Task to carry out: Can you give all the records again without altering a single character?

================================

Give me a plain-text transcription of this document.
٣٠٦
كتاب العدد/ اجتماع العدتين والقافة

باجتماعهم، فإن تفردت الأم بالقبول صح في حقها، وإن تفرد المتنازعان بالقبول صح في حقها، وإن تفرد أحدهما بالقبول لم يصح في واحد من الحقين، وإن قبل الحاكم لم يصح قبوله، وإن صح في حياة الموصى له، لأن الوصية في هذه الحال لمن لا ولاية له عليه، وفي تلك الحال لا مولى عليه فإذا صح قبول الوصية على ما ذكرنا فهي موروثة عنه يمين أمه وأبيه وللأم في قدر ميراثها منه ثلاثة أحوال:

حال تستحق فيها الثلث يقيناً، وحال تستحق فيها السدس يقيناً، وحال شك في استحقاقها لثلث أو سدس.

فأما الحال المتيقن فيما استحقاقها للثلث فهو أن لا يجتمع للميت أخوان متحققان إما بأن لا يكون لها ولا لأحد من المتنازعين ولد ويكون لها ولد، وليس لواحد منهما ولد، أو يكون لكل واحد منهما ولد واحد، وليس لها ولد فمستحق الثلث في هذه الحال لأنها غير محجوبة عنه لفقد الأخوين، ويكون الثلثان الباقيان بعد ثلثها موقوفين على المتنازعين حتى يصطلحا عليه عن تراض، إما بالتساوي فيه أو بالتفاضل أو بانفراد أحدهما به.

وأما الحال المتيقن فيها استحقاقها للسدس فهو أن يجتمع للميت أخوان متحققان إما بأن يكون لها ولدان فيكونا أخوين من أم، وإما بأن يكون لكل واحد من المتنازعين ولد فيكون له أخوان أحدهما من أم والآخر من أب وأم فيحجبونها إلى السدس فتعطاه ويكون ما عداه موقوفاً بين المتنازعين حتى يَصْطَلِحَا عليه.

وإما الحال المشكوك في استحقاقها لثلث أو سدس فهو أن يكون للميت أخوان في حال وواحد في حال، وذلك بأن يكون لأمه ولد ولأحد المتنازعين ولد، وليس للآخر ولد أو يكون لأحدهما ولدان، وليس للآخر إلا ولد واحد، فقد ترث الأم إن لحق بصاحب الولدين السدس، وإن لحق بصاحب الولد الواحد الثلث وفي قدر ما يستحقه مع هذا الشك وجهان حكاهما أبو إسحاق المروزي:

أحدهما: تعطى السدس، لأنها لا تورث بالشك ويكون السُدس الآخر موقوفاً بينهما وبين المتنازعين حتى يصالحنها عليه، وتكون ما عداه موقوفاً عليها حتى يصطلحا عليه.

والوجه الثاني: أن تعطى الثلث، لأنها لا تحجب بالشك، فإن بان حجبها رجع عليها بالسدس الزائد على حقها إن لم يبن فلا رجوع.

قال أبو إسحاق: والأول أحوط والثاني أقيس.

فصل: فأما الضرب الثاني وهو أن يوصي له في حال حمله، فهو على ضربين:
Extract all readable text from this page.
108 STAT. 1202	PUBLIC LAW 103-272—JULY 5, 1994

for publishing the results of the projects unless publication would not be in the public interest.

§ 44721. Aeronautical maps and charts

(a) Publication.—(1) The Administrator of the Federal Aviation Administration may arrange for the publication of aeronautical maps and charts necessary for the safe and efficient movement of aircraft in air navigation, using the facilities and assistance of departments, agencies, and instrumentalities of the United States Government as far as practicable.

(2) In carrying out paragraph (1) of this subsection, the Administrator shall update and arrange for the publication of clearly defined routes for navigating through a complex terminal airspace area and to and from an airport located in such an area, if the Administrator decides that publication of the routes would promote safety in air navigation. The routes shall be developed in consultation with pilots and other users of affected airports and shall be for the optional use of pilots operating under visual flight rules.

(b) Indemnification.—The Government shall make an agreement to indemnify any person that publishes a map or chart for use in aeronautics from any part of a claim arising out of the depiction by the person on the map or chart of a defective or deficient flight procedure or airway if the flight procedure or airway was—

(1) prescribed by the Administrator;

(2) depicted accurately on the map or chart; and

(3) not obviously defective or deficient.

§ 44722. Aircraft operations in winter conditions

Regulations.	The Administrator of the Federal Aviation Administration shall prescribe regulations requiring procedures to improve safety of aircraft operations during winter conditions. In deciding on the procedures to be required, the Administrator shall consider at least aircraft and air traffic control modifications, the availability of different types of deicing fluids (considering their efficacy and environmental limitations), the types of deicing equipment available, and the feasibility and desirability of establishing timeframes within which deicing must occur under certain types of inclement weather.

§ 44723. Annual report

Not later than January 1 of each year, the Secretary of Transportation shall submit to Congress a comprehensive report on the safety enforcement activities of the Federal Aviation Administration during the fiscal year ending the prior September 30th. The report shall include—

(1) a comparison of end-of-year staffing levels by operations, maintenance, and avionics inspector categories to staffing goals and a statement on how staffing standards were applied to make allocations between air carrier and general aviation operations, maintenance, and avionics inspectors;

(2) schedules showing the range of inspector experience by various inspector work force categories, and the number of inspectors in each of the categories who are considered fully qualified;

================================

Task output:
Give me a plain-text transcription of this document.
٣٠٦
كتاب العدد/ اجتماع العدتين والقافة

باجتماعهم، فإن تفردت الأم بالقبول صح في حقها، وإن تفرد المتنازعان بالقبول صح في حقها، وإن تفرد أحدهما بالقبول لم يصح في واحد من الحقين، وإن قبل الحاكم لم يصح قبوله، وإن صح في حياة الموصى له، لأن الوصية في هذه الحال لمن لا ولاية له عليه، وفي تلك الحال لا مولى عليه فإذا صح قبول الوصية على ما ذكرنا فهي موروثة عنه يمين أمه وأبيه وللأم في قدر ميراثها منه ثلاثة أحوال:

حال تستحق فيها الثلث يقيناً، وحال تستحق فيها السدس يقيناً، وحال شك في استحقاقها لثلث أو سدس.

فأما الحال المتيقن فيما استحقاقها للثلث فهو أن لا يجتمع للميت أخوان متحققان إما بأن لا يكون لها ولا لأحد من المتنازعين ولد ويكون لها ولد، وليس لواحد منهما ولد، أو يكون لكل واحد منهما ولد واحد، وليس لها ولد فمستحق الثلث في هذه الحال لأنها غير محجوبة عنه لفقد الأخوين، ويكون الثلثان الباقيان بعد ثلثها موقوفين على المتنازعين حتى يصطلحا عليه عن تراض، إما بالتساوي فيه أو بالتفاضل أو بانفراد أحدهما به.

وأما الحال المتيقن فيها استحقاقها للسدس فهو أن يجتمع للميت أخوان متحققان إما بأن يكون لها ولدان فيكونا أخوين من أم، وإما بأن يكون لكل واحد من المتنازعين ولد فيكون له أخوان أحدهما من أم والآخر من أب وأم فيحجبونها إلى السدس فتعطاه ويكون ما عداه موقوفاً بين المتنازعين حتى يَصْطَلِحَا عليه.

وإما الحال المشكوك في استحقاقها لثلث أو سدس فهو أن يكون للميت أخوان في حال وواحد في حال، وذلك بأن يكون لأمه ولد ولأحد المتنازعين ولد، وليس للآخر ولد أو يكون لأحدهما ولدان، وليس للآخر إلا ولد واحد، فقد ترث الأم إن لحق بصاحب الولدين السدس، وإن لحق بصاحب الولد الواحد الثلث وفي قدر ما يستحقه مع هذا الشك وجهان حكاهما أبو إسحاق المروزي:

أحدهما: تعطى السدس، لأنها لا تورث بالشك ويكون السُدس الآخر موقوفاً بينهما وبين المتنازعين حتى يصالحنها عليه، وتكون ما عداه موقوفاً عليها حتى يصطلحا عليه.

والوجه الثاني: أن تعطى الثلث، لأنها لا تحجب بالشك، فإن بان حجبها رجع عليها بالسدس الزائد على حقها إن لم يبن فلا رجوع.

قال أبو إسحاق: والأول أحوط والثاني أقيس.

فصل: فأما الضرب الثاني وهو أن يوصي له في حال حمله، فهو على ضربين:
Extract all readable text from this page.
108 STAT. 1202	PUBLIC LAW 103-272—JULY 5, 1994

for publishing the results of the projects unless publication would not be in the public interest.

§ 44721. Aeronautical maps and charts

(a) Publication.—(1) The Administrator of the Federal Aviation Administration may arrange for the publication of aeronautical maps and charts necessary for the safe and efficient movement of aircraft in air navigation, using the facilities and assistance of departments, agencies, and instrumentalities of the United States Government as far as practicable.

(2) In carrying out paragraph (1) of this subsection, the Administrator shall update and arrange for the publication of clearly defined routes for navigating through a complex terminal airspace area and to and from an airport located in such an area, if the Administrator decides that publication of the routes would promote safety in air navigation. The routes shall be developed in consultation with pilots and other users of affected airports and shall be for the optional use of pilots operating under visual flight rules.

(b) Indemnification.—The Government shall make an agreement to indemnify any person that publishes a map or chart for use in aeronautics from any part of a claim arising out of the depiction by the person on the map or chart of a defective or deficient flight procedure or airway if the flight procedure or airway was—

(1) prescribed by the Administrator;

(2) depicted accurately on the map or chart; and

(3) not obviously defective or deficient.

§ 44722. Aircraft operations in winter conditions

Regulations.	The Administrator of the Federal Aviation Administration shall prescribe regulations requiring procedures to improve safety of aircraft operations during winter conditions. In deciding on the procedures to be required, the Administrator shall consider at least aircraft and air traffic control modifications, the availability of different types of deicing fluids (considering their efficacy and environmental limitations), the types of deicing equipment available, and the feasibility and desirability of establishing timeframes within which deicing must occur under certain types of inclement weather.

§ 44723. Annual report

Not later than January 1 of each year, the Secretary of Transportation shall submit to Congress a comprehensive report on the safety enforcement activities of the Federal Aviation Administration during the fiscal year ending the prior September 30th. The report shall include—

(1) a comparison of end-of-year staffing levels by operations, maintenance, and avionics inspector categories to staffing goals and a statement on how staffing standards were applied to make allocations between air carrier and general aviation operations, maintenance, and avionics inspectors;

(2) schedules showing the range of inspector experience by various inspector work force categories, and the number of inspectors in each of the categories who are considered fully qualified;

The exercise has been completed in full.